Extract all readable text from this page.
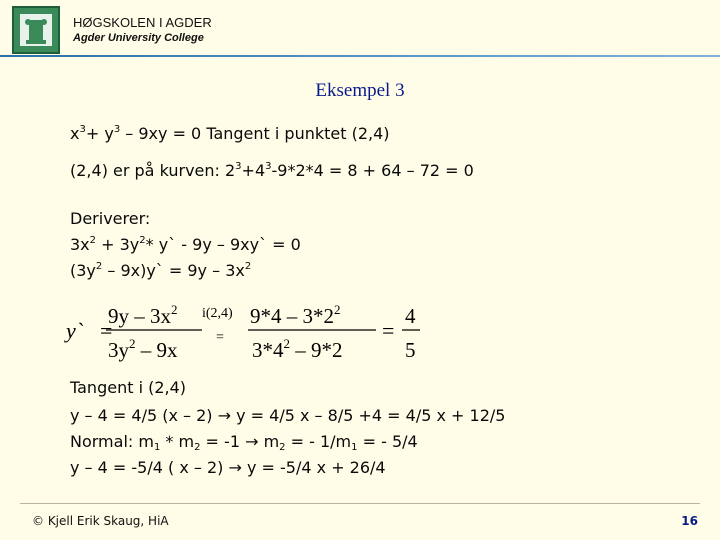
HØGSKOLEN I AGDER
Agder University College
Eksempel 3
$x^3+ y^3 - 9xy = 0$ Tangent i punktet (2,4)
(2,4) er på kurven: $2^3+4^3-9*2*4 = 8 + 64 - 72 = 0$
Deriverer:
$3x^2 + 3y^2*$ y` - 9y – 9xy` = 0
($3y^2$ – 9x)y` = $9y - 3x^2$
y` =
$9y - 3x^2$
$3y^2 - 9x$
i(2,4)
=
$9*4 - 3*2^2$
$3*4^2 - 9*2$
=
4
5
Tangent i (2,4)
y – 4 = 4/5 (x – 2) → y = 4/5 x – 8/5 +4 = 4/5 x + 12/5
Normal: $m_1 * m_2 = -1 \to m_2$ = - $1/m_1$ = - 5/4
y – 4 = -5/4 ( x – 2) → y = -5/4 x + 26/4
© Kjell Erik Skaug, HiA	16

YOUR TASK – Give back all entries exactly. No pictures belong in the copy.

RESULT BELOW –
Extract all readable text from this page.
HØGSKOLEN I AGDER
Agder University College
Eksempel 3
$x^3+ y^3 - 9xy = 0$ Tangent i punktet (2,4)
(2,4) er på kurven: $2^3+4^3-9*2*4 = 8 + 64 - 72 = 0$
Deriverer:
$3x^2 + 3y^2*$ y` - 9y – 9xy` = 0
($3y^2$ – 9x)y` = $9y - 3x^2$
y` =
$9y - 3x^2$
$3y^2 - 9x$
i(2,4)
=
$9*4 - 3*2^2$
$3*4^2 - 9*2$
=
4
5
Tangent i (2,4)
y – 4 = 4/5 (x – 2) → y = 4/5 x – 8/5 +4 = 4/5 x + 12/5
Normal: $m_1 * m_2 = -1 \to m_2$ = - $1/m_1$ = - 5/4
y – 4 = -5/4 ( x – 2) → y = -5/4 x + 26/4
© Kjell Erik Skaug, HiA	16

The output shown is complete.